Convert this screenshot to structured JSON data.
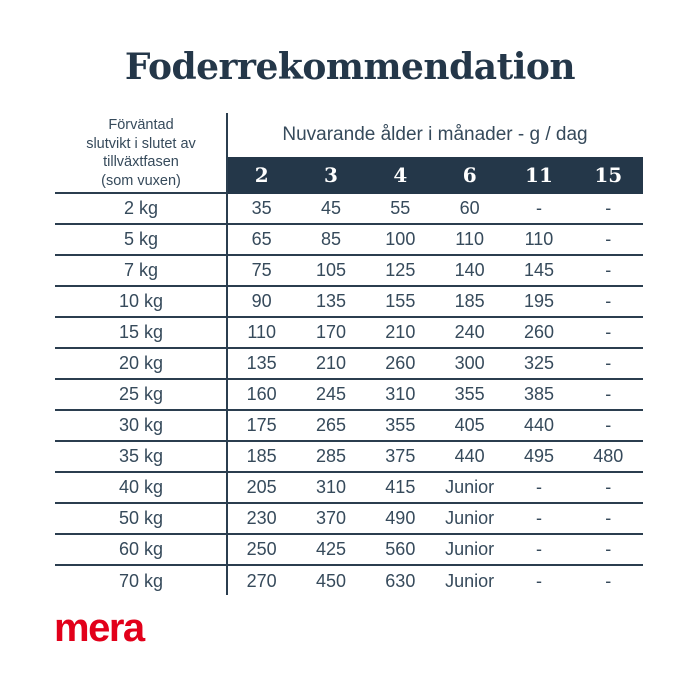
{
  "title": "Foderrekommendation",
  "table": {
    "corner_header_lines": [
      "Förväntad",
      "slutvikt i slutet av",
      "tillväxtfasen",
      "(som vuxen)"
    ],
    "column_group_label": "Nuvarande ålder i månader - g / dag",
    "columns": [
      "2",
      "3",
      "4",
      "6",
      "11",
      "15"
    ],
    "rows": [
      {
        "weight": "2 kg",
        "values": [
          "35",
          "45",
          "55",
          "60",
          "-",
          "-"
        ]
      },
      {
        "weight": "5 kg",
        "values": [
          "65",
          "85",
          "100",
          "110",
          "110",
          "-"
        ]
      },
      {
        "weight": "7 kg",
        "values": [
          "75",
          "105",
          "125",
          "140",
          "145",
          "-"
        ]
      },
      {
        "weight": "10 kg",
        "values": [
          "90",
          "135",
          "155",
          "185",
          "195",
          "-"
        ]
      },
      {
        "weight": "15 kg",
        "values": [
          "110",
          "170",
          "210",
          "240",
          "260",
          "-"
        ]
      },
      {
        "weight": "20 kg",
        "values": [
          "135",
          "210",
          "260",
          "300",
          "325",
          "-"
        ]
      },
      {
        "weight": "25 kg",
        "values": [
          "160",
          "245",
          "310",
          "355",
          "385",
          "-"
        ]
      },
      {
        "weight": "30 kg",
        "values": [
          "175",
          "265",
          "355",
          "405",
          "440",
          "-"
        ]
      },
      {
        "weight": "35 kg",
        "values": [
          "185",
          "285",
          "375",
          "440",
          "495",
          "480"
        ]
      },
      {
        "weight": "40 kg",
        "values": [
          "205",
          "310",
          "415",
          "Junior",
          "-",
          "-"
        ]
      },
      {
        "weight": "50 kg",
        "values": [
          "230",
          "370",
          "490",
          "Junior",
          "-",
          "-"
        ]
      },
      {
        "weight": "60 kg",
        "values": [
          "250",
          "425",
          "560",
          "Junior",
          "-",
          "-"
        ]
      },
      {
        "weight": "70 kg",
        "values": [
          "270",
          "450",
          "630",
          "Junior",
          "-",
          "-"
        ]
      }
    ]
  },
  "logo": {
    "text": "mera",
    "color": "#e2001a"
  },
  "colors": {
    "navy": "#243749",
    "line": "#2b3e4f",
    "body_text": "#364a5b",
    "background": "#ffffff"
  },
  "chart_data": {
    "type": "table",
    "title": "Foderrekommendation",
    "row_header": "Förväntad slutvikt i slutet av tillväxtfasen (som vuxen)",
    "column_group": "Nuvarande ålder i månader - g / dag",
    "columns_months": [
      2,
      3,
      4,
      6,
      11,
      15
    ],
    "unit": "g / dag",
    "rows": [
      {
        "final_weight_kg": 2,
        "g_per_day": [
          35,
          45,
          55,
          60,
          null,
          null
        ]
      },
      {
        "final_weight_kg": 5,
        "g_per_day": [
          65,
          85,
          100,
          110,
          110,
          null
        ]
      },
      {
        "final_weight_kg": 7,
        "g_per_day": [
          75,
          105,
          125,
          140,
          145,
          null
        ]
      },
      {
        "final_weight_kg": 10,
        "g_per_day": [
          90,
          135,
          155,
          185,
          195,
          null
        ]
      },
      {
        "final_weight_kg": 15,
        "g_per_day": [
          110,
          170,
          210,
          240,
          260,
          null
        ]
      },
      {
        "final_weight_kg": 20,
        "g_per_day": [
          135,
          210,
          260,
          300,
          325,
          null
        ]
      },
      {
        "final_weight_kg": 25,
        "g_per_day": [
          160,
          245,
          310,
          355,
          385,
          null
        ]
      },
      {
        "final_weight_kg": 30,
        "g_per_day": [
          175,
          265,
          355,
          405,
          440,
          null
        ]
      },
      {
        "final_weight_kg": 35,
        "g_per_day": [
          185,
          285,
          375,
          440,
          495,
          480
        ]
      },
      {
        "final_weight_kg": 40,
        "g_per_day": [
          205,
          310,
          415,
          "Junior",
          null,
          null
        ]
      },
      {
        "final_weight_kg": 50,
        "g_per_day": [
          230,
          370,
          490,
          "Junior",
          null,
          null
        ]
      },
      {
        "final_weight_kg": 60,
        "g_per_day": [
          250,
          425,
          560,
          "Junior",
          null,
          null
        ]
      },
      {
        "final_weight_kg": 70,
        "g_per_day": [
          270,
          450,
          630,
          "Junior",
          null,
          null
        ]
      }
    ]
  }
}
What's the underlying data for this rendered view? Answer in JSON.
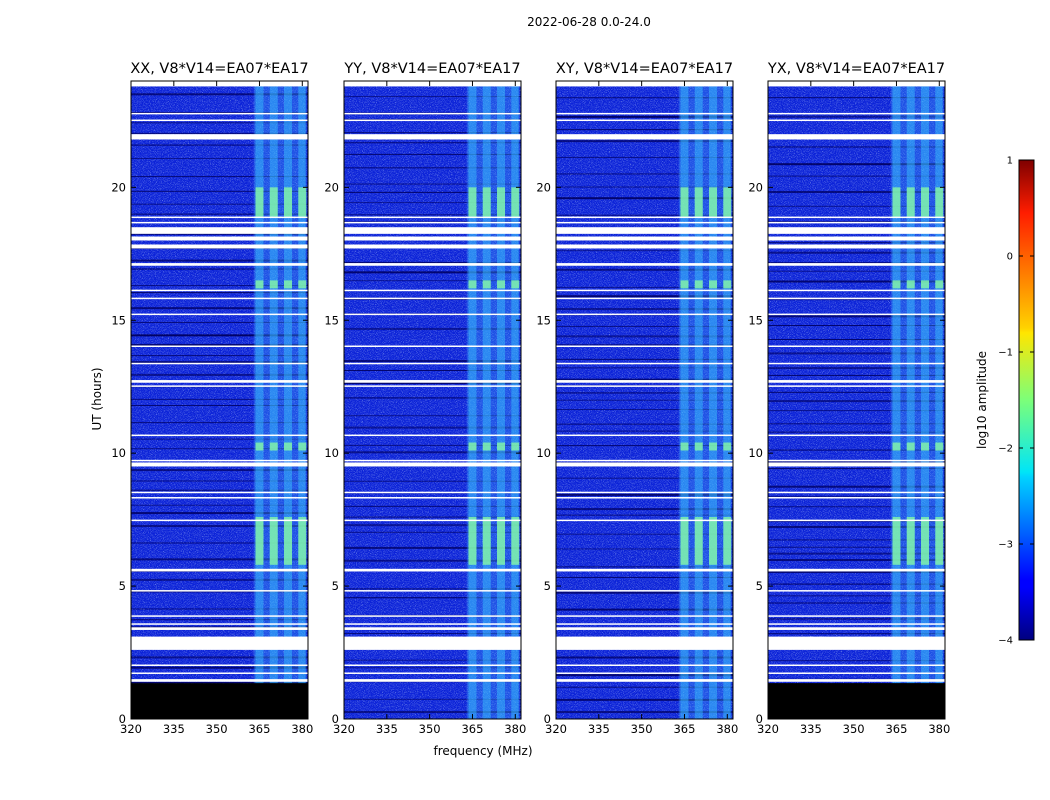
{
  "figure": {
    "suptitle": "2022-06-28 0.0-24.0"
  },
  "chart_data": {
    "type": "heatmap",
    "xlabel": "frequency (MHz)",
    "ylabel": "UT (hours)",
    "xlim": [
      320,
      382
    ],
    "ylim": [
      0,
      24
    ],
    "xticks": [
      320,
      335,
      350,
      365,
      380
    ],
    "yticks": [
      0,
      5,
      10,
      15,
      20
    ],
    "panels": [
      {
        "title": "XX, V8*V14=EA07*EA17",
        "zero_block": [
          0,
          1.35
        ]
      },
      {
        "title": "YY, V8*V14=EA07*EA17",
        "zero_block": null
      },
      {
        "title": "XY, V8*V14=EA07*EA17",
        "zero_block": null
      },
      {
        "title": "YX, V8*V14=EA07*EA17",
        "zero_block": [
          0,
          1.35
        ]
      }
    ],
    "data_start_hour": 0,
    "data_end_hour": 23.8,
    "rfi_band_mhz": [
      363,
      381
    ],
    "rfi_channels_mhz": [
      365,
      370,
      375,
      380
    ],
    "flagged_hours": [
      [
        21.8,
        22.0
      ],
      [
        22.5,
        22.55
      ],
      [
        22.75,
        22.8
      ],
      [
        18.85,
        18.9
      ],
      [
        18.65,
        18.7
      ],
      [
        18.25,
        18.5
      ],
      [
        18.0,
        18.15
      ],
      [
        17.7,
        17.85
      ],
      [
        17.05,
        17.15
      ],
      [
        16.1,
        16.15
      ],
      [
        15.8,
        15.85
      ],
      [
        15.2,
        15.25
      ],
      [
        14.0,
        14.05
      ],
      [
        13.35,
        13.4
      ],
      [
        12.65,
        12.75
      ],
      [
        12.5,
        12.55
      ],
      [
        10.65,
        10.7
      ],
      [
        9.5,
        9.65
      ],
      [
        9.7,
        9.75
      ],
      [
        8.5,
        8.55
      ],
      [
        8.3,
        8.35
      ],
      [
        7.45,
        7.5
      ],
      [
        5.55,
        5.65
      ],
      [
        4.8,
        4.85
      ],
      [
        3.85,
        3.9
      ],
      [
        3.55,
        3.6
      ],
      [
        3.35,
        3.45
      ],
      [
        2.6,
        3.1
      ],
      [
        2.0,
        2.05
      ],
      [
        1.7,
        1.75
      ],
      [
        1.4,
        1.5
      ]
    ],
    "high_rfi_hours": [
      [
        18.9,
        20.0
      ],
      [
        5.8,
        7.6
      ],
      [
        10.1,
        10.4
      ],
      [
        16.2,
        16.5
      ]
    ],
    "colorbar": {
      "label": "log10 amplitude",
      "min": -4,
      "max": 1,
      "ticks": [
        1,
        0,
        -1,
        -2,
        -3,
        -4
      ],
      "tick_labels": [
        "1",
        "0",
        "−1",
        "−2",
        "−3",
        "−4"
      ],
      "colormap": "jet"
    }
  }
}
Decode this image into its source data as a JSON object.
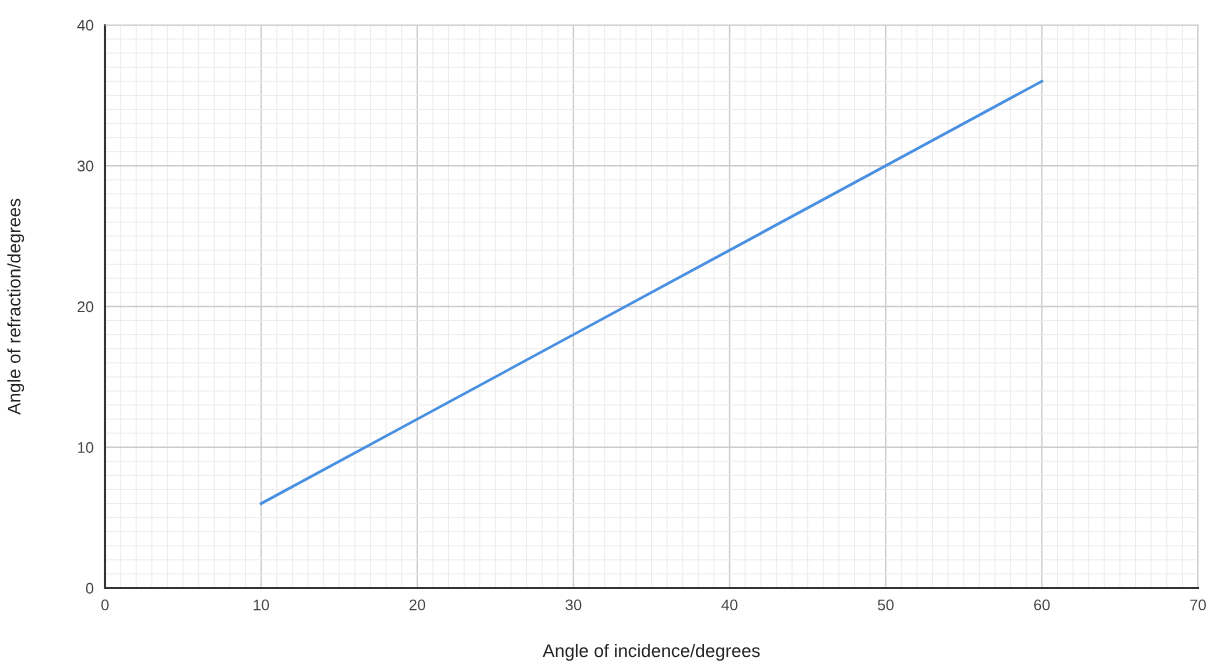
{
  "chart_data": {
    "type": "line",
    "xlabel": "Angle of incidence/degrees",
    "ylabel": "Angle of refraction/degrees",
    "x": [
      10,
      20,
      30,
      40,
      50,
      60
    ],
    "series": [
      {
        "color": "#4a90e2",
        "values": [
          6,
          12,
          18,
          24,
          30,
          36
        ]
      }
    ],
    "xlim": [
      0,
      70
    ],
    "xticks": [
      0,
      10,
      20,
      30,
      40,
      50,
      60,
      70
    ],
    "ylim": [
      0,
      40
    ],
    "yticks": [
      0,
      10,
      20,
      30,
      40
    ],
    "grid": true,
    "marker": "none",
    "line_style": "solid"
  }
}
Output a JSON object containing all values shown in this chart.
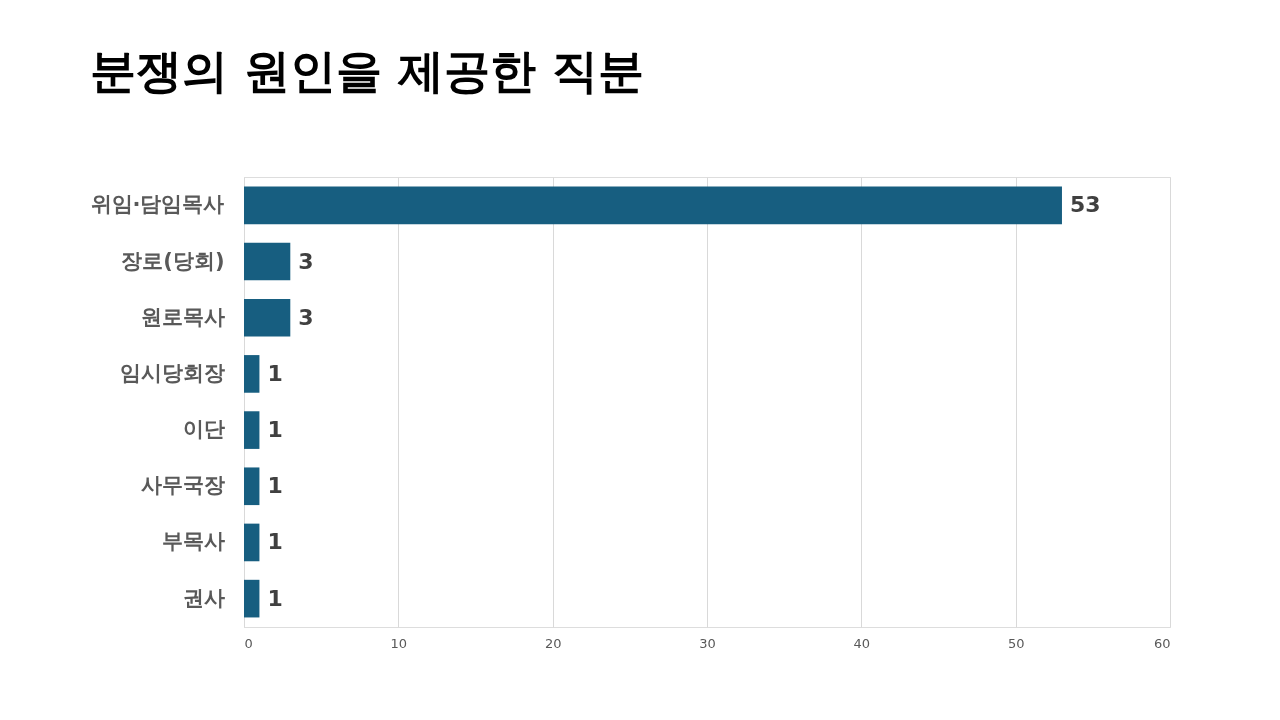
{
  "chart_data": {
    "type": "bar",
    "orientation": "horizontal",
    "title": "분쟁의 원인을 제공한 직분",
    "categories": [
      "위임·담임목사",
      "장로(당회)",
      "원로목사",
      "임시당회장",
      "이단",
      "사무국장",
      "부목사",
      "권사"
    ],
    "values": [
      53,
      3,
      3,
      1,
      1,
      1,
      1,
      1
    ],
    "color": "#175e80",
    "xlim": [
      0,
      60
    ],
    "xticks": [
      0,
      10,
      20,
      30,
      40,
      50,
      60
    ],
    "grid": "x",
    "data_labels": true
  }
}
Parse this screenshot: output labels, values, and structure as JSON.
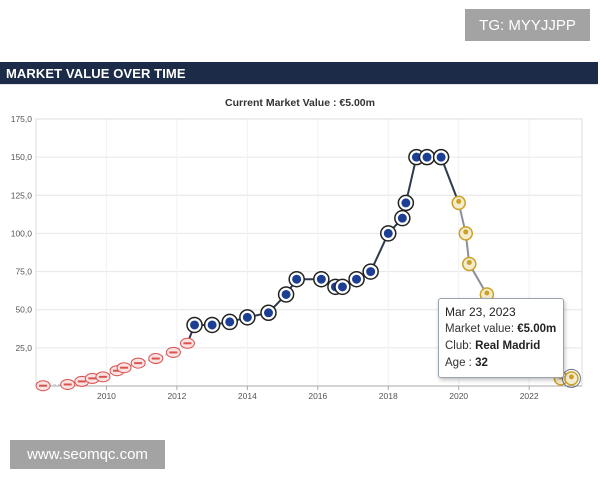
{
  "watermark_top": "TG: MYYJJPP",
  "watermark_bottom": "www.seomqc.com",
  "section_title": "MARKET VALUE OVER TIME",
  "colors": {
    "header_bg": "#1b2b48",
    "line": "#2d3a4d",
    "chelsea_badge": "#1c3f94",
    "real_madrid_badge": "#c9a227",
    "early_club_badge": "#d9534f"
  },
  "tooltip": {
    "date": "Mar 23, 2023",
    "value_label": "Market value:",
    "value": "€5.00m",
    "club_label": "Club:",
    "club": "Real Madrid",
    "age_label": "Age :",
    "age": "32"
  },
  "chart_data": {
    "type": "line",
    "title": "Current Market Value : €5.00m",
    "xlabel": "",
    "ylabel": "",
    "x_ticks": [
      "2010",
      "2012",
      "2014",
      "2016",
      "2018",
      "2020",
      "2022"
    ],
    "y_ticks": [
      "25,0",
      "50,0",
      "75,0",
      "100,0",
      "125,0",
      "150,0",
      "175,0"
    ],
    "xlim": [
      2008.0,
      2023.5
    ],
    "ylim": [
      0,
      175
    ],
    "grid": true,
    "series": [
      {
        "points": [
          {
            "x": 2008.2,
            "y": 0.2,
            "club": "early"
          },
          {
            "x": 2008.9,
            "y": 1.0,
            "club": "early"
          },
          {
            "x": 2009.3,
            "y": 3.0,
            "club": "early"
          },
          {
            "x": 2009.6,
            "y": 5.0,
            "club": "early"
          },
          {
            "x": 2009.9,
            "y": 6.0,
            "club": "early"
          },
          {
            "x": 2010.3,
            "y": 10.0,
            "club": "early"
          },
          {
            "x": 2010.5,
            "y": 12.0,
            "club": "early"
          },
          {
            "x": 2010.9,
            "y": 15.0,
            "club": "early"
          },
          {
            "x": 2011.4,
            "y": 18.0,
            "club": "early"
          },
          {
            "x": 2011.9,
            "y": 22.0,
            "club": "early"
          },
          {
            "x": 2012.3,
            "y": 28.0,
            "club": "early"
          },
          {
            "x": 2012.5,
            "y": 40.0,
            "club": "chelsea"
          },
          {
            "x": 2013.0,
            "y": 40.0,
            "club": "chelsea"
          },
          {
            "x": 2013.5,
            "y": 42.0,
            "club": "chelsea"
          },
          {
            "x": 2014.0,
            "y": 45.0,
            "club": "chelsea"
          },
          {
            "x": 2014.6,
            "y": 48.0,
            "club": "chelsea"
          },
          {
            "x": 2015.1,
            "y": 60.0,
            "club": "chelsea"
          },
          {
            "x": 2015.4,
            "y": 70.0,
            "club": "chelsea"
          },
          {
            "x": 2016.1,
            "y": 70.0,
            "club": "chelsea"
          },
          {
            "x": 2016.5,
            "y": 65.0,
            "club": "chelsea"
          },
          {
            "x": 2016.7,
            "y": 65.0,
            "club": "chelsea"
          },
          {
            "x": 2017.1,
            "y": 70.0,
            "club": "chelsea"
          },
          {
            "x": 2017.5,
            "y": 75.0,
            "club": "chelsea"
          },
          {
            "x": 2018.0,
            "y": 100.0,
            "club": "chelsea"
          },
          {
            "x": 2018.4,
            "y": 110.0,
            "club": "chelsea"
          },
          {
            "x": 2018.5,
            "y": 120.0,
            "club": "chelsea"
          },
          {
            "x": 2018.8,
            "y": 150.0,
            "club": "chelsea"
          },
          {
            "x": 2019.1,
            "y": 150.0,
            "club": "chelsea"
          },
          {
            "x": 2019.5,
            "y": 150.0,
            "club": "chelsea"
          },
          {
            "x": 2020.0,
            "y": 120.0,
            "club": "real_madrid"
          },
          {
            "x": 2020.2,
            "y": 100.0,
            "club": "real_madrid"
          },
          {
            "x": 2020.3,
            "y": 80.0,
            "club": "real_madrid"
          },
          {
            "x": 2020.8,
            "y": 60.0,
            "club": "real_madrid"
          },
          {
            "x": 2021.5,
            "y": 30.0,
            "club": "real_madrid"
          },
          {
            "x": 2022.1,
            "y": 20.0,
            "club": "real_madrid"
          },
          {
            "x": 2022.9,
            "y": 5.0,
            "club": "real_madrid"
          },
          {
            "x": 2023.2,
            "y": 5.0,
            "club": "real_madrid"
          }
        ]
      }
    ],
    "highlight_index": 36
  }
}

• _To do_
Filter the listing for the word "månader" and copy every line that holds it.

• _Correct answer_
    "column_group_label": "Nuvarande ålder i månader - g / dag",
    "column_group": "Nuvarande ålder i månader - g / dag",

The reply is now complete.